* BEGIN Input material *

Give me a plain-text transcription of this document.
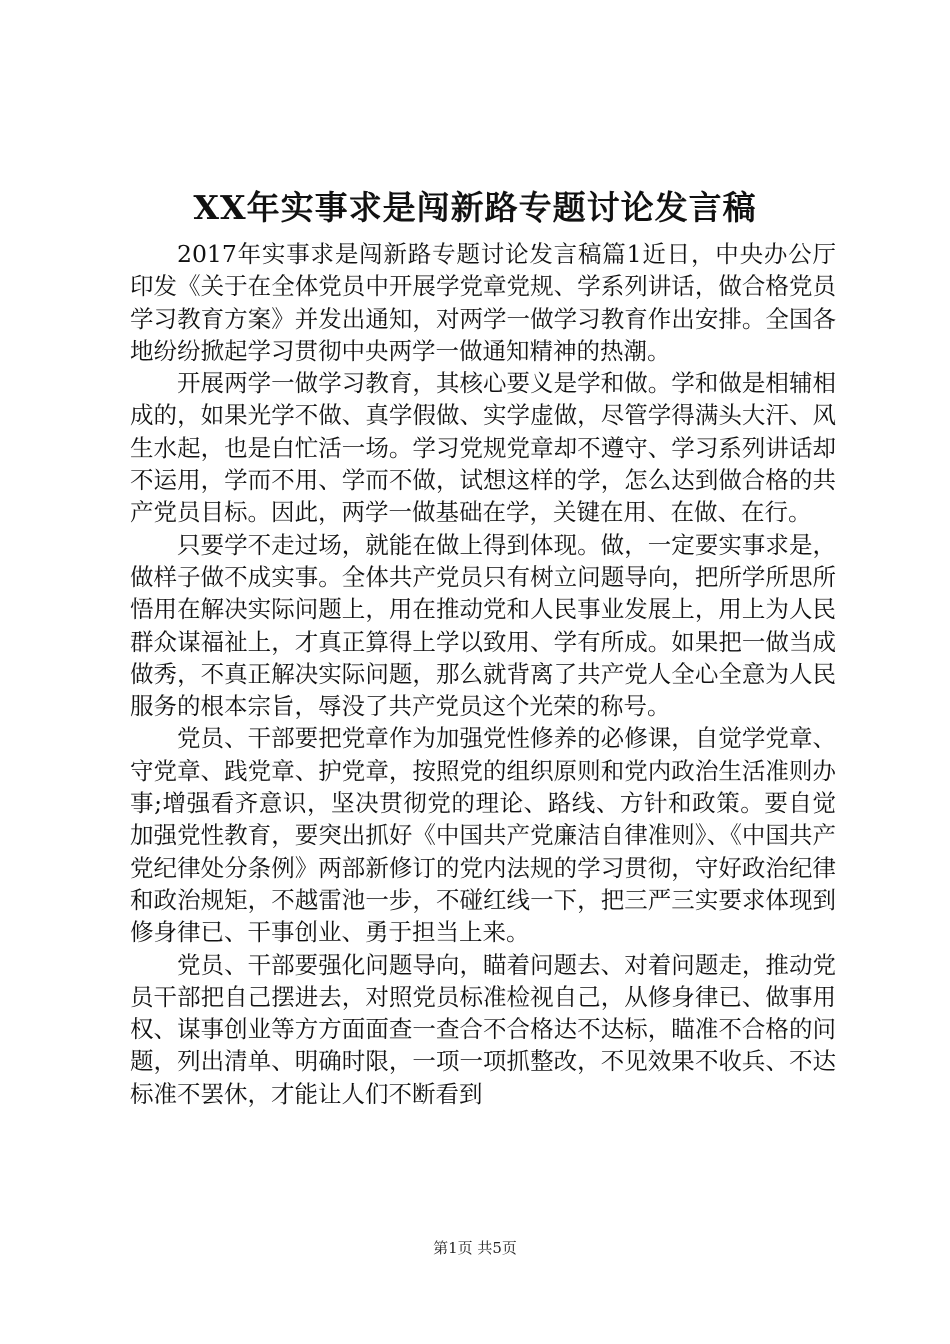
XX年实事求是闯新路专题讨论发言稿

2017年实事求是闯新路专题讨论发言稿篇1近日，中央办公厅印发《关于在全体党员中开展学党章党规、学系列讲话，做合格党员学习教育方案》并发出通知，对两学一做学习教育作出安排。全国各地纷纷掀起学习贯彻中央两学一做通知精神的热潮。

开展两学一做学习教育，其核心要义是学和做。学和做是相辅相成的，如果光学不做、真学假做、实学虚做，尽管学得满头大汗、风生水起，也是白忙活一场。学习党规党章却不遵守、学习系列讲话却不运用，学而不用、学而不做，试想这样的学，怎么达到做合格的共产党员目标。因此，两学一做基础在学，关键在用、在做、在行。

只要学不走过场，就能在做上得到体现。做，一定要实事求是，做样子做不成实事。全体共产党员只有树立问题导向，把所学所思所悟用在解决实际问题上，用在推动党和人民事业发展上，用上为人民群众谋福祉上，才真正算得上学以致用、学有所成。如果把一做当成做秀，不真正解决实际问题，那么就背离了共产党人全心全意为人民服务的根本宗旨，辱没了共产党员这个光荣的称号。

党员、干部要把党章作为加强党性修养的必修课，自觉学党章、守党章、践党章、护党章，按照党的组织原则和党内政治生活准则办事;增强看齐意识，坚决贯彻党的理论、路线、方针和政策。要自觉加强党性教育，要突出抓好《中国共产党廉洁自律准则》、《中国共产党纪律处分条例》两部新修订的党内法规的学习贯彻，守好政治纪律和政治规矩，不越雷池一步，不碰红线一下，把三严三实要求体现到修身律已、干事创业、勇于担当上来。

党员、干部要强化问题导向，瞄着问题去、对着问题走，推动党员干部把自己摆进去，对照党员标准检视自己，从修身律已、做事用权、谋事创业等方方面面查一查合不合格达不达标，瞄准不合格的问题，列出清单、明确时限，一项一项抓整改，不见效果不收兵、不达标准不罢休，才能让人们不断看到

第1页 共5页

* END Input material *

Given instruction:
Reproduce the data verbatim. Do not carry any picture into the copy.

Correct output:
Give me a plain-text transcription of this document.
XX年实事求是闯新路专题讨论发言稿

2017年实事求是闯新路专题讨论发言稿篇1近日，中央办公厅印发《关于在全体党员中开展学党章党规、学系列讲话，做合格党员学习教育方案》并发出通知，对两学一做学习教育作出安排。全国各地纷纷掀起学习贯彻中央两学一做通知精神的热潮。

开展两学一做学习教育，其核心要义是学和做。学和做是相辅相成的，如果光学不做、真学假做、实学虚做，尽管学得满头大汗、风生水起，也是白忙活一场。学习党规党章却不遵守、学习系列讲话却不运用，学而不用、学而不做，试想这样的学，怎么达到做合格的共产党员目标。因此，两学一做基础在学，关键在用、在做、在行。

只要学不走过场，就能在做上得到体现。做，一定要实事求是，做样子做不成实事。全体共产党员只有树立问题导向，把所学所思所悟用在解决实际问题上，用在推动党和人民事业发展上，用上为人民群众谋福祉上，才真正算得上学以致用、学有所成。如果把一做当成做秀，不真正解决实际问题，那么就背离了共产党人全心全意为人民服务的根本宗旨，辱没了共产党员这个光荣的称号。

党员、干部要把党章作为加强党性修养的必修课，自觉学党章、守党章、践党章、护党章，按照党的组织原则和党内政治生活准则办事;增强看齐意识，坚决贯彻党的理论、路线、方针和政策。要自觉加强党性教育，要突出抓好《中国共产党廉洁自律准则》、《中国共产党纪律处分条例》两部新修订的党内法规的学习贯彻，守好政治纪律和政治规矩，不越雷池一步，不碰红线一下，把三严三实要求体现到修身律已、干事创业、勇于担当上来。

党员、干部要强化问题导向，瞄着问题去、对着问题走，推动党员干部把自己摆进去，对照党员标准检视自己，从修身律已、做事用权、谋事创业等方方面面查一查合不合格达不达标，瞄准不合格的问题，列出清单、明确时限，一项一项抓整改，不见效果不收兵、不达标准不罢休，才能让人们不断看到

第1页 共5页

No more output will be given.